REQUIRED WORK: The passage below on the 1248 earthquake at Wells Cathedral includes an English translation. List each kind of structure whose peaks and summits that translation says were dislodged.

PASSAGE PROVIDED:
******

The rueful consolation of architectural history, both medieval and modern, is that it certainly could have been worse. In A.D. 1248, a busy year for crusading, church-state sparring, and all the usual duecento brouhaha, an earthquake hit England. Tallying up the year’s events in his Chronica Majora, the prolific monk Matthew Parris recorded the damage done to Wells Cathedral, around 20 miles southwest of Bath.

Here’s the original, for you Latinists:

Eodemque anno in Adventu Domini, scilicet quarto die ante Natale Domini, factus [est] terraemotus in Angia, ita ut, prout haec scribenti enarravit episcopus Bathoniensis, quia in ejus diocesi evenit, dissipatae sunt maceriae aedificorum, et lapides de locus suis avulsi in muris hiatus fecerunt patulos et rimas cum ruinis. Tholus quoque lapideus magnae quantitatis et ponderis, qui per diligentiam caementariorum in summitate ecclesiae de Velles ponebatur, raptus de loco suo, non sine dampno super ecclesiam cecedit; et cum ab alto rueret, tumultum reddens horribilem, audientibus timorem incussit non minimum. In quo etiam terrae motu hoc accidit mirabile; caminorum, propugnaculorum, et columpnarum capitella et summitates motae sunt, bases vero et fundamenta nequaquam, cum contrarium naturaliter debuit evenire. Et ille terraemotus tertius fuit, qui in triennio citra Alpes evenit; unus in partibus Sabaudiae, et duo in Anglia, quod ab initio mundi est inauditum, et ideo terribilius.

And here’s a quick translation:

That same year, during the Advent of the Lord, specifically on the fourth day before the Nativity of the Lord, there was an earthquake in England in which—as the bishop of Bath, in whose diocese it occurred, told this writer—the walls of buildings burst, and stones torn from their places left holes and cracks in ruined walls. The vaulted roof of the cathedral of Wells, set in place atop the summit through the diligence of masons and made of stones of great number and weight, was torn from its place, not without damage. It fell on the church, collapsing from on high and making a terrible crash that struck not a little fear in those who heard it.

During this earthquake, a wonder occurred: The peaks and summits of chimneys, ramparts, and pillars were dislodged, but the bases and foundations were not, although naturally, the contrary should have occurred.

This earthquake was also the third in three years to occur on the near side of the Alps, one in Savoy and two in England, a thing unheard of since the beginning of the world and thus that much more terrible.

Wells Cathedral survived, but its architectural future wasn’t placid. In the early 14th century, just a few decades after the earthquake, a new central tower cracked and seemed ready to collapse until a mason named William Joy invented a solution: scissor arches.

For nearly five years, I’ve written blog posts about the National Cathedral, finding Charlemagne’s heirs in the Bishop’s Garden (and butterfly amour there too) while taking autumn snapshots, looking into bloomin’ Arthuriana, admiring the spires draped in whimsical light, and tracing the building’s architectural kinship with a facade across the street. Then, of course, there are those nearly 40 poems about the gargoyles.

******

GIVEN DATA:
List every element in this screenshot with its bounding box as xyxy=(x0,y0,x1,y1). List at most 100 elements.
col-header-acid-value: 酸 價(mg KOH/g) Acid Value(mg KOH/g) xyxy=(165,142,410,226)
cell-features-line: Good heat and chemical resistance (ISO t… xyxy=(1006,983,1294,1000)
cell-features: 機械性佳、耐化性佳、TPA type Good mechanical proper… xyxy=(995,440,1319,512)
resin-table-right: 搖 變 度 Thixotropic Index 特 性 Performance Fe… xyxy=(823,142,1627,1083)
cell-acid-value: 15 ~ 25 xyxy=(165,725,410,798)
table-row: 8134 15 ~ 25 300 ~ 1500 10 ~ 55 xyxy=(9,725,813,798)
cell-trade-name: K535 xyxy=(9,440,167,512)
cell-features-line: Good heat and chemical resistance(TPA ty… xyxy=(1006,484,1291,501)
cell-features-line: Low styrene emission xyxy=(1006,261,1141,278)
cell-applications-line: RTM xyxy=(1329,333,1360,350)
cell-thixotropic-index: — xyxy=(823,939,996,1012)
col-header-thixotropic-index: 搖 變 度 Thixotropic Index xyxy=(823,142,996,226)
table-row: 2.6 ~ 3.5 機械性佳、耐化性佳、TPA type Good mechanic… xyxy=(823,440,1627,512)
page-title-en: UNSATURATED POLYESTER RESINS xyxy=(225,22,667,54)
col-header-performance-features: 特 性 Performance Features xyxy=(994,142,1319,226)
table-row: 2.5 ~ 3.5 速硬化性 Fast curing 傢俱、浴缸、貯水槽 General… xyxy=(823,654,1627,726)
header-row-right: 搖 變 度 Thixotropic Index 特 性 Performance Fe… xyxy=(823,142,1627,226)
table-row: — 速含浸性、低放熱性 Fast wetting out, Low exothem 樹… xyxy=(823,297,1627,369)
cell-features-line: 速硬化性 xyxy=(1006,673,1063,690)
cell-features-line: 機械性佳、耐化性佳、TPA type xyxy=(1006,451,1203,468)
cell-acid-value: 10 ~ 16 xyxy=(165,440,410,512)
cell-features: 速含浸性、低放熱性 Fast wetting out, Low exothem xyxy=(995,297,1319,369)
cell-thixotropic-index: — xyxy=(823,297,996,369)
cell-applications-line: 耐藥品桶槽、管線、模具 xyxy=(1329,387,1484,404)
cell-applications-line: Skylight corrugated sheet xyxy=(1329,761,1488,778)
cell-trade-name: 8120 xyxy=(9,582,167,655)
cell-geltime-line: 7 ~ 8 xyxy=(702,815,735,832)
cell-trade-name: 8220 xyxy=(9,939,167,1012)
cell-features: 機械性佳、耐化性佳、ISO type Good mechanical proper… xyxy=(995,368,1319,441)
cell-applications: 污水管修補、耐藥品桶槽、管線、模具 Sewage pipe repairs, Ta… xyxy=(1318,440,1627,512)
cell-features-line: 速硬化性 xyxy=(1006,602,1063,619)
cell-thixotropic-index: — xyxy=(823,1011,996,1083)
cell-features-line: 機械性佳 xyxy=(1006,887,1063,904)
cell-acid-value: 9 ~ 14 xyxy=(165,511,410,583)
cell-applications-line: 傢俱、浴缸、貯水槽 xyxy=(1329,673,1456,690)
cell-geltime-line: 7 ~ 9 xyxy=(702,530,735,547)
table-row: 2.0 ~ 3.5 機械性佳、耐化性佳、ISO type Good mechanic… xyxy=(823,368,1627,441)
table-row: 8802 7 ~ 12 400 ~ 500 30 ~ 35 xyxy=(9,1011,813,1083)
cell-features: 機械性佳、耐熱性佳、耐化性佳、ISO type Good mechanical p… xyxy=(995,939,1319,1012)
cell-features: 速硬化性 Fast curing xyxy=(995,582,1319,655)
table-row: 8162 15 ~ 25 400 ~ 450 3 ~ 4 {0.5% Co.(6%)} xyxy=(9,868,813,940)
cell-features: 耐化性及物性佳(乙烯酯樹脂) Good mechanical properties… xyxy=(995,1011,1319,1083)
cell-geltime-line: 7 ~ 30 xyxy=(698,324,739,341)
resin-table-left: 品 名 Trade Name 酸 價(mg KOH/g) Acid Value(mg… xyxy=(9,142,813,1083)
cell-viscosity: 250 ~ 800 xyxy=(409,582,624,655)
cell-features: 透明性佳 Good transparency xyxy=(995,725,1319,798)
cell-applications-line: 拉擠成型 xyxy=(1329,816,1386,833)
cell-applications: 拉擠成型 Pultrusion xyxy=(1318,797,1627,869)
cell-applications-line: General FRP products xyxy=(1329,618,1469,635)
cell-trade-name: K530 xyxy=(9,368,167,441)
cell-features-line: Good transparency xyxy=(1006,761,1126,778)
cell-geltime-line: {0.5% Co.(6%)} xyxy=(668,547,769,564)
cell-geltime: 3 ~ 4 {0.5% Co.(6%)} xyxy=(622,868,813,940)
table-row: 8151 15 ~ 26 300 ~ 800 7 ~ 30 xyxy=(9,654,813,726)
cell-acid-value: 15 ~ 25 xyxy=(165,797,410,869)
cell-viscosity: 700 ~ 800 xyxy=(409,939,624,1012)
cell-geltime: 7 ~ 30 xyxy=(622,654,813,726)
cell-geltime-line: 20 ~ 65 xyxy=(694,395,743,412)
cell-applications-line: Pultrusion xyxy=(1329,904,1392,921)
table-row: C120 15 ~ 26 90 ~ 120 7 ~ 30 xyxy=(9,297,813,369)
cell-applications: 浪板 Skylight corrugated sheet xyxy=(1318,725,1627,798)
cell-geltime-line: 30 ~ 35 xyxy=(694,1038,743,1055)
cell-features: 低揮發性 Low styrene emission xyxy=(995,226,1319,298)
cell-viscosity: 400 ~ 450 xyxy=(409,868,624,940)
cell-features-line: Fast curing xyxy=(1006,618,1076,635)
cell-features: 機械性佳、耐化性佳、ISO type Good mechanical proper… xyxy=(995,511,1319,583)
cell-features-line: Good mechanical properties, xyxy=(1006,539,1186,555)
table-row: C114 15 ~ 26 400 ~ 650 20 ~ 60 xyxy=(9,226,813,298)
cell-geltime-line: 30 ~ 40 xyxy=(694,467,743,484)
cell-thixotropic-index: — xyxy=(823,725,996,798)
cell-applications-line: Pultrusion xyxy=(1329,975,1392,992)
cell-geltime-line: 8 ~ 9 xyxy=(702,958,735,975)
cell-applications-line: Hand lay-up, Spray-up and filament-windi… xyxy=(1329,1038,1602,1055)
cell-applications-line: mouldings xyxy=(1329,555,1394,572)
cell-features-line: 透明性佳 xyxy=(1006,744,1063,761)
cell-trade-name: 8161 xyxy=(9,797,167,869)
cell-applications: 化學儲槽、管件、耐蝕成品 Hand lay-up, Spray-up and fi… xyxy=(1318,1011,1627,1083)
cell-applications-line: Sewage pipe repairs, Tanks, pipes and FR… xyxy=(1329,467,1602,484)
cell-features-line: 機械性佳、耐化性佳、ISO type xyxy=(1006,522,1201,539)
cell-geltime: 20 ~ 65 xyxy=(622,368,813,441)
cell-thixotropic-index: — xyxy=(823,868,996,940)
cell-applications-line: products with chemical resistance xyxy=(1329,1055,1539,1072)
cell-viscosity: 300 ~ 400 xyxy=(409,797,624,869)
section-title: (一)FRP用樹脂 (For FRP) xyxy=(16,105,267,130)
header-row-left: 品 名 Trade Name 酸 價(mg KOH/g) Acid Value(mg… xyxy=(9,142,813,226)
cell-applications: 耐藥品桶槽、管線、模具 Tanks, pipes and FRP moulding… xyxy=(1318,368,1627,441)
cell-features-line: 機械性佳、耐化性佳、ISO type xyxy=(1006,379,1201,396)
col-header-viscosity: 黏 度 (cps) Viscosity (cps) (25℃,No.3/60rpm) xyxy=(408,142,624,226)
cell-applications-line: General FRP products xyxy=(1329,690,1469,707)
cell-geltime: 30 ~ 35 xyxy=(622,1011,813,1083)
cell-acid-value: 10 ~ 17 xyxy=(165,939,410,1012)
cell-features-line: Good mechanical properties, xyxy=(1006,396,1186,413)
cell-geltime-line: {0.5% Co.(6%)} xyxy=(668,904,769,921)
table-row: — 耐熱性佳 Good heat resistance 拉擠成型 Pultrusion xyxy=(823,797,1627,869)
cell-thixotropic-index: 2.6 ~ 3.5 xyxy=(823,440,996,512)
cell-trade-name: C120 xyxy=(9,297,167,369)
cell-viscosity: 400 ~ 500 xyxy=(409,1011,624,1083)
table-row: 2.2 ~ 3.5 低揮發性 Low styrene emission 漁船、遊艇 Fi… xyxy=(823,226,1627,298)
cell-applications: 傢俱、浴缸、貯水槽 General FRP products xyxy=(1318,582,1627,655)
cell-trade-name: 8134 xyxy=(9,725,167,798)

******

FINAL RESULT:
- Chimneys
- Ramparts
- Pillars